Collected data

>>>

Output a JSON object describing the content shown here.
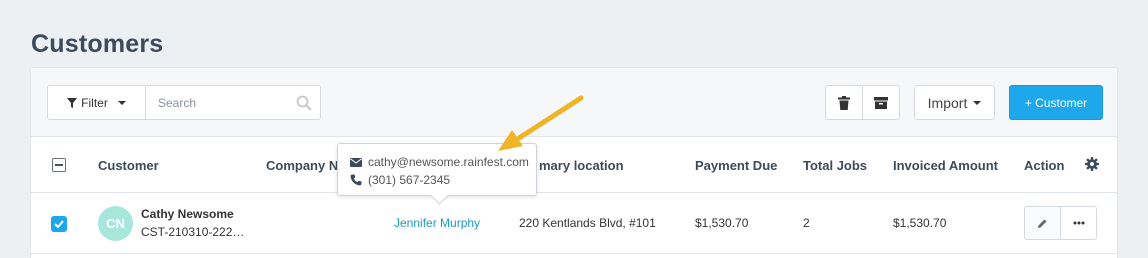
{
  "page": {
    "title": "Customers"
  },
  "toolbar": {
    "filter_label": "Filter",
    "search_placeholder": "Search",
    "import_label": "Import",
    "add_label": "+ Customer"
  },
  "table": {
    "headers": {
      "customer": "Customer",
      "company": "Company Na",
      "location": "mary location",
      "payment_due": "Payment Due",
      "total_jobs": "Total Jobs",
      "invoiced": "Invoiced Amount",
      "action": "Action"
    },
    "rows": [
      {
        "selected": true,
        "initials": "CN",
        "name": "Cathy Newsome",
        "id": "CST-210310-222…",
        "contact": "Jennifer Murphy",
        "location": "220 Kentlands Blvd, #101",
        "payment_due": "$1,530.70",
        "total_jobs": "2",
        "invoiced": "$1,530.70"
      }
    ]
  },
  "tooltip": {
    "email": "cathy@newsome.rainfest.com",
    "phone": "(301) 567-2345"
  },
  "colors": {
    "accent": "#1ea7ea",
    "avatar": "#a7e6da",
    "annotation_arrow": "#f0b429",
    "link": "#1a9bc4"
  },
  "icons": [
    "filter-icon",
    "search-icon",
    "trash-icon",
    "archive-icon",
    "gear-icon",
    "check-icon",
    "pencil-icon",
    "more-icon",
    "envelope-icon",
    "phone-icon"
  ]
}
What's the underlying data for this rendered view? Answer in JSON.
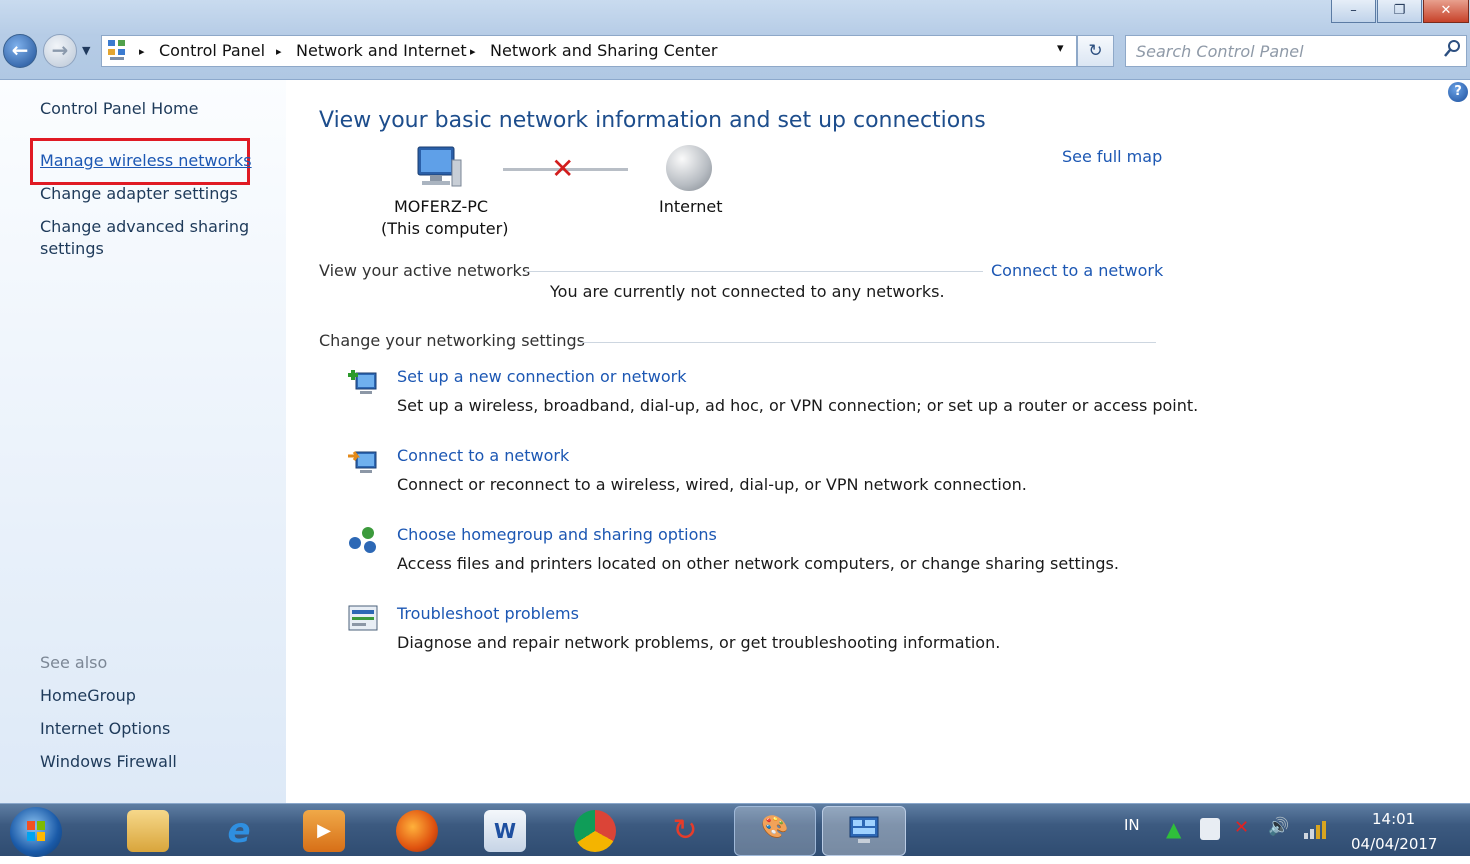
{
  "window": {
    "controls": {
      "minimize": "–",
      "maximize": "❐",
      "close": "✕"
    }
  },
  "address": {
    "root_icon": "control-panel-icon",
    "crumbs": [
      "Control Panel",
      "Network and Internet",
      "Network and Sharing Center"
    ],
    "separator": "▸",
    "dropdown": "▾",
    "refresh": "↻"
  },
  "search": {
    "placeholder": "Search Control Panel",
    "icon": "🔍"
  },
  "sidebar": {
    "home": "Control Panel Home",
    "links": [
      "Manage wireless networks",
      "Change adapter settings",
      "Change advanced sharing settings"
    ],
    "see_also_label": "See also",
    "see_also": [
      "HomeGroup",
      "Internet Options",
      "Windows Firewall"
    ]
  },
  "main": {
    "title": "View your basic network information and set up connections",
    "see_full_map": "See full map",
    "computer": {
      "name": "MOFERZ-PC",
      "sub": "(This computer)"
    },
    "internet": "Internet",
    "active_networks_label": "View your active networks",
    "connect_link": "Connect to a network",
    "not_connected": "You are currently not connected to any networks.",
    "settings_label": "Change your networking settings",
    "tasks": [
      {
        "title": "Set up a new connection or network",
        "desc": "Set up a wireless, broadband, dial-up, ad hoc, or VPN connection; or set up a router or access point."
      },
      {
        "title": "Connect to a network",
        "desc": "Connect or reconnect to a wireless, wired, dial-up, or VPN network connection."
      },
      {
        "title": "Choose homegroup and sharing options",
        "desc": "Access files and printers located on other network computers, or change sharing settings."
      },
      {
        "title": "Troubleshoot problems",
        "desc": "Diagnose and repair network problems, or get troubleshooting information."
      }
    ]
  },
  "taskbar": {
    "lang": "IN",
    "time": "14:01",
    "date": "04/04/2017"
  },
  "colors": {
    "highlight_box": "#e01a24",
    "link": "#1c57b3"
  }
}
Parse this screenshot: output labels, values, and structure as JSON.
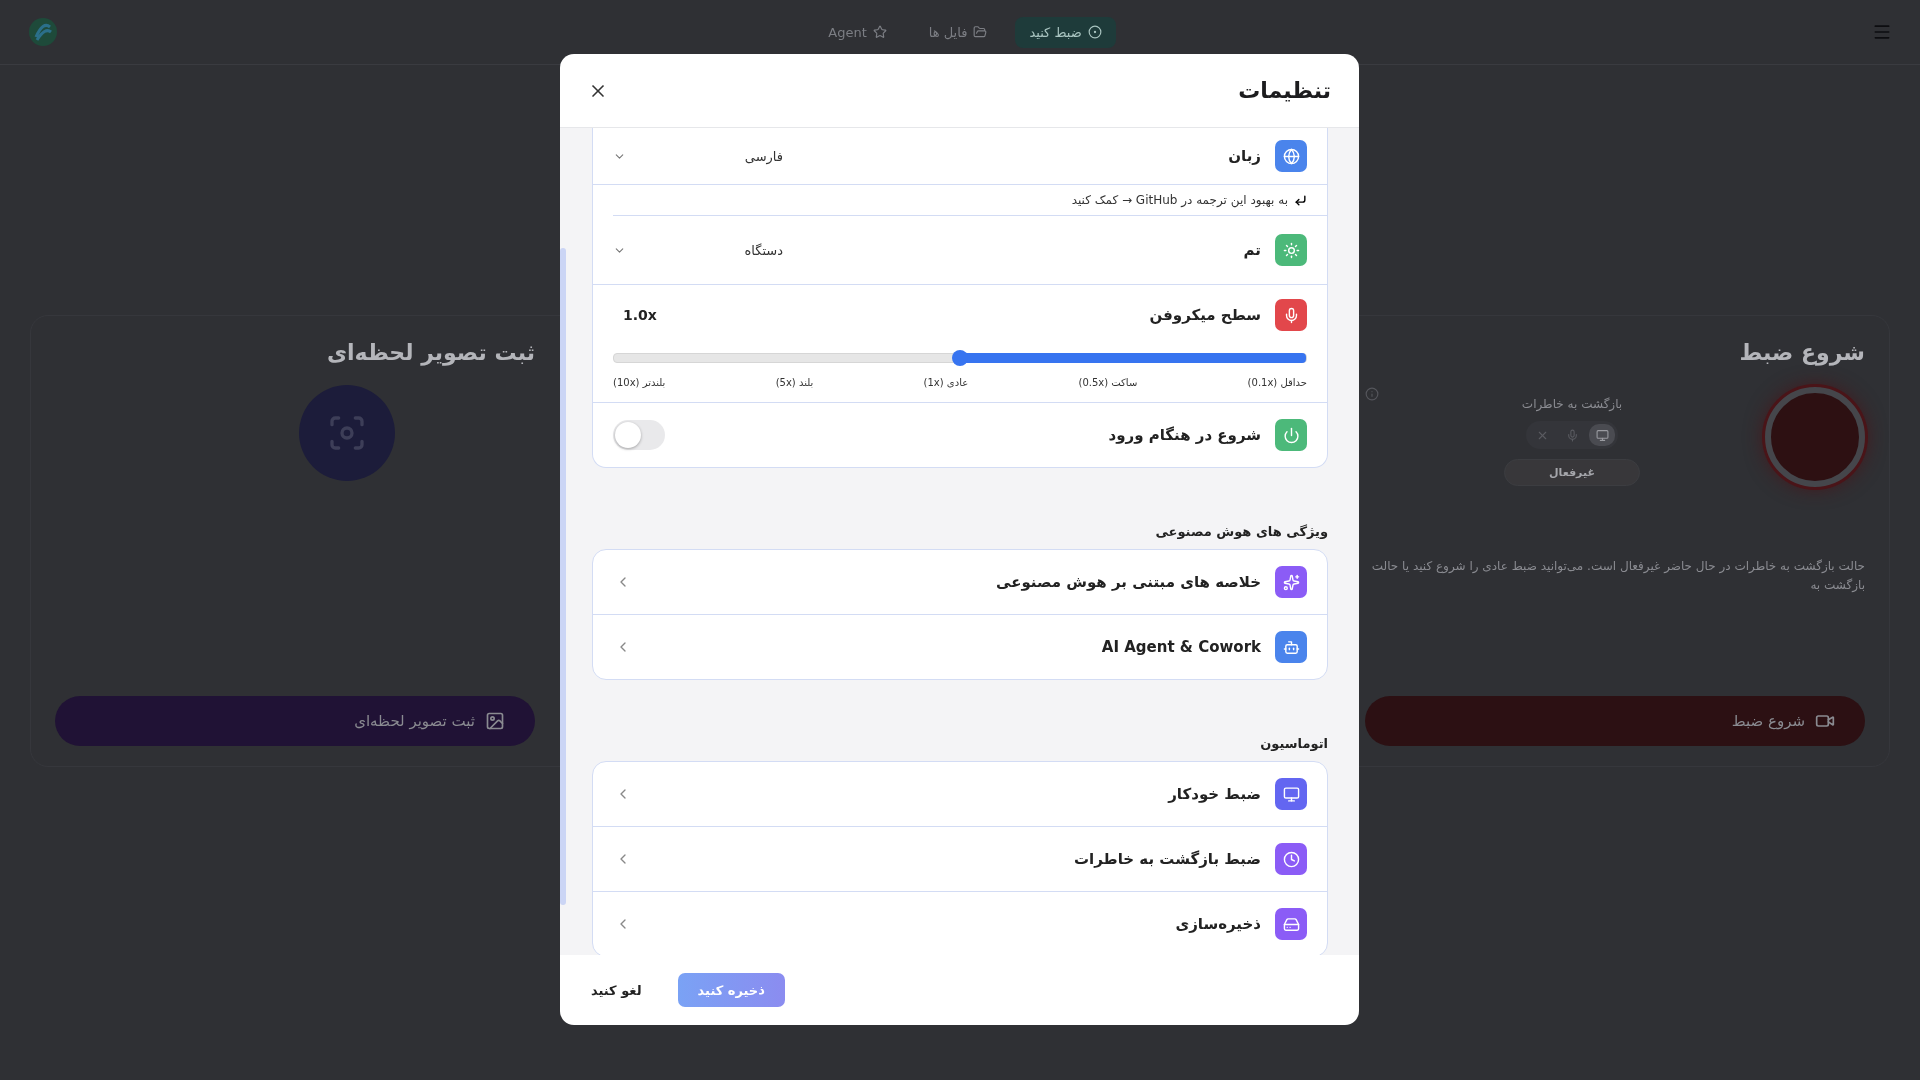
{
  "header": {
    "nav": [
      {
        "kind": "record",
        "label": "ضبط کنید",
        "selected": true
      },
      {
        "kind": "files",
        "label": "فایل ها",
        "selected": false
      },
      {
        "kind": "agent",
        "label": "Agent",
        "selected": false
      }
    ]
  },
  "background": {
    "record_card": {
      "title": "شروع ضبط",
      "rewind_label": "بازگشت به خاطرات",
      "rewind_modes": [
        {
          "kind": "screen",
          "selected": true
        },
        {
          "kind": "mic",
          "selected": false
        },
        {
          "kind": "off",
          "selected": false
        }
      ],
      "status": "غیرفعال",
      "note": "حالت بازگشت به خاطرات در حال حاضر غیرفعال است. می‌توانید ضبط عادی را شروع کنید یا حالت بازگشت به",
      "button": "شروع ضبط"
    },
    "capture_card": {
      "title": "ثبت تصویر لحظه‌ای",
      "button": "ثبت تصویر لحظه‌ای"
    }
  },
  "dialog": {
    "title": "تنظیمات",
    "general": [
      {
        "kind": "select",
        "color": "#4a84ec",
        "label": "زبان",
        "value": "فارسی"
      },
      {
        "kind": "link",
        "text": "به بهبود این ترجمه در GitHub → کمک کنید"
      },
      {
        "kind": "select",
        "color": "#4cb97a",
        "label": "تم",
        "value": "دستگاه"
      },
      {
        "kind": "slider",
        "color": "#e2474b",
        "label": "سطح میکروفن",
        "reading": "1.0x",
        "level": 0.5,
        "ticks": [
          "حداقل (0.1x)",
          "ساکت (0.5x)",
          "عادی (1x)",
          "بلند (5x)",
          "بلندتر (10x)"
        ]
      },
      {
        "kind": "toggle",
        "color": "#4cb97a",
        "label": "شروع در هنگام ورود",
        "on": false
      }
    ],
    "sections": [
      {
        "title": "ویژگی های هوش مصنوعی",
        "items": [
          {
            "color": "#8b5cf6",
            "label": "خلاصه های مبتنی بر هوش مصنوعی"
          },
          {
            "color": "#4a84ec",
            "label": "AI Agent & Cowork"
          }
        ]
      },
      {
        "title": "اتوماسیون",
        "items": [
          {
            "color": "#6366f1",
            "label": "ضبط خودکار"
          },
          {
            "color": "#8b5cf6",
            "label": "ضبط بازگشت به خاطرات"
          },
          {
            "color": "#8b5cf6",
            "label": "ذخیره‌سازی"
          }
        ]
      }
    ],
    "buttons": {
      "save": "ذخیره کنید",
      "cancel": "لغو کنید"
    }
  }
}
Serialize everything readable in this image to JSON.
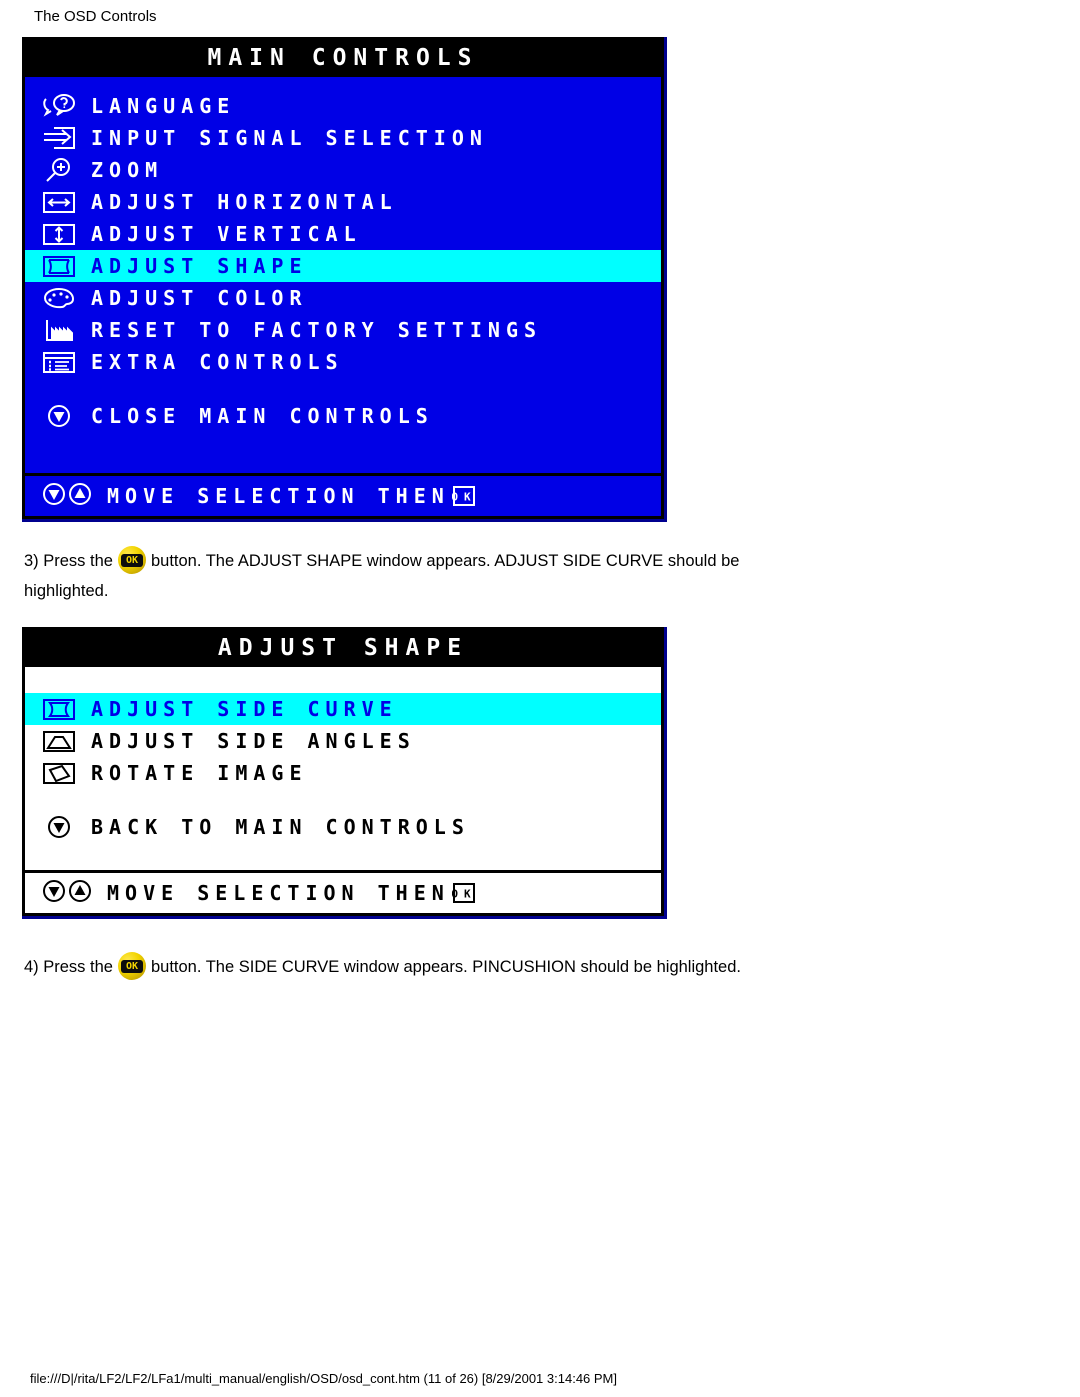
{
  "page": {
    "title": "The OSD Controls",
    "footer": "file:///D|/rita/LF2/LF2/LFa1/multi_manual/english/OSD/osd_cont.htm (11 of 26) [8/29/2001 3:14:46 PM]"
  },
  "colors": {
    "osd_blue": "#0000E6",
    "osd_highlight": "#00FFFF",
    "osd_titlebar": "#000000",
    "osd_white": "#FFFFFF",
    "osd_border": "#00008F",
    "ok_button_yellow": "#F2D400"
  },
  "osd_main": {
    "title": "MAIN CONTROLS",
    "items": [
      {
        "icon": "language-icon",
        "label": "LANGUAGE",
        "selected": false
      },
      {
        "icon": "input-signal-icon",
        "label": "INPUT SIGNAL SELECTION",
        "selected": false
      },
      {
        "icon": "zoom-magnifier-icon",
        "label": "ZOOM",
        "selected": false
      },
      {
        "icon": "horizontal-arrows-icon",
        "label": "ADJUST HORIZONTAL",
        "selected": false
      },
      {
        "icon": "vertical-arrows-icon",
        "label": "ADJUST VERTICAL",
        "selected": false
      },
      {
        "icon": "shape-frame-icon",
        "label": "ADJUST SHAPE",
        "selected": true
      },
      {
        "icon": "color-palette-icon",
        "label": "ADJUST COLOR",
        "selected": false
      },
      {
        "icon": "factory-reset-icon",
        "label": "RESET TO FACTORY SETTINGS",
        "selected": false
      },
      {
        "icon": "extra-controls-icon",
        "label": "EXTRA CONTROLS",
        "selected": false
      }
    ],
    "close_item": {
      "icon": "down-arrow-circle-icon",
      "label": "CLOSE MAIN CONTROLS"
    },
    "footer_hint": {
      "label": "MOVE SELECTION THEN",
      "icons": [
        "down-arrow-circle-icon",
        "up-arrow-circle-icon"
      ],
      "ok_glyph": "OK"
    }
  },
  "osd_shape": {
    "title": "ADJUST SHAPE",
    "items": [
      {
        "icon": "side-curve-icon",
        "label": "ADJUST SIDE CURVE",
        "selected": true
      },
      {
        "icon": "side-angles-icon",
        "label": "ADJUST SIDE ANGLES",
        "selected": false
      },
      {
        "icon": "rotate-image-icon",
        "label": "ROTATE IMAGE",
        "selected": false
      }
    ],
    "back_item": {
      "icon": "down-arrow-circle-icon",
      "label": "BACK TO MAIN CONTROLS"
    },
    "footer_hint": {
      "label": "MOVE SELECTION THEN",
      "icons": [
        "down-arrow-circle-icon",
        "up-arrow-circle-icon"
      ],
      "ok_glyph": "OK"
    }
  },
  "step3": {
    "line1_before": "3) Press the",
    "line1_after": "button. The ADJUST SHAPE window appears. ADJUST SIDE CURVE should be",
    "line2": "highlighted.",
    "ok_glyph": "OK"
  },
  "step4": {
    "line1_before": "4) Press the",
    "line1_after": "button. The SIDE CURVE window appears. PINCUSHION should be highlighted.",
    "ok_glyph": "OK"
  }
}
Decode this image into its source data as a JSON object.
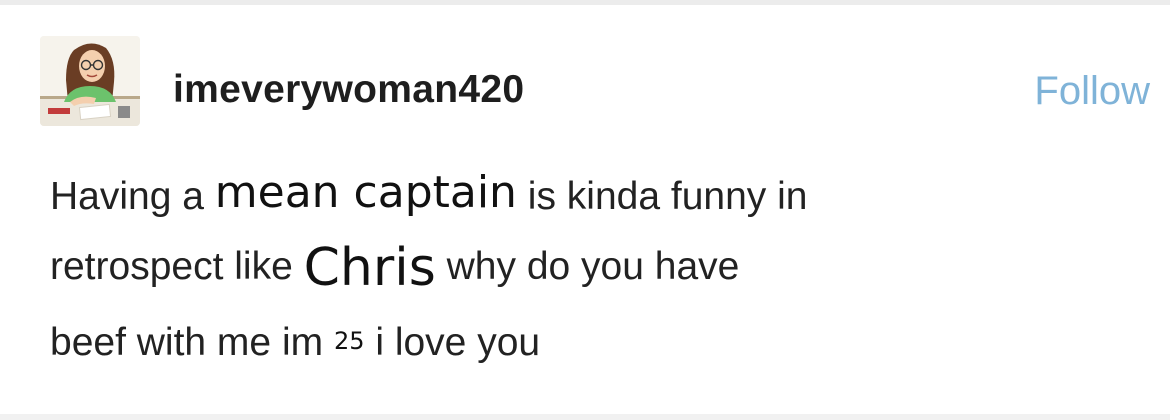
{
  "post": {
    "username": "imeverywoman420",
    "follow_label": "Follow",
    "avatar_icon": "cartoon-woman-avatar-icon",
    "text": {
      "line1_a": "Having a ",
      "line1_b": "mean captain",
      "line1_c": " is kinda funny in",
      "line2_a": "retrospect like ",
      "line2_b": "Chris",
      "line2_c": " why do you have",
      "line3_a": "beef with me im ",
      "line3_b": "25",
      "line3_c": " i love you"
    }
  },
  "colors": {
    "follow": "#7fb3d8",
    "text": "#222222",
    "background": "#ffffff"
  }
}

<<<

TASK DESCRIPTION: Reproduce precisely the lines of the entries above, from the one containing "Decode this image" through the final one, both ends included, and omit the pictures.

SOLUTION BELOW:
Decode this image into its source data as a JSON object.
{
  "post": {
    "username": "imeverywoman420",
    "follow_label": "Follow",
    "avatar_icon": "cartoon-woman-avatar-icon",
    "text": {
      "line1_a": "Having a ",
      "line1_b": "mean captain",
      "line1_c": " is kinda funny in",
      "line2_a": "retrospect like ",
      "line2_b": "Chris",
      "line2_c": " why do you have",
      "line3_a": "beef with me im ",
      "line3_b": "25",
      "line3_c": " i love you"
    }
  },
  "colors": {
    "follow": "#7fb3d8",
    "text": "#222222",
    "background": "#ffffff"
  }
}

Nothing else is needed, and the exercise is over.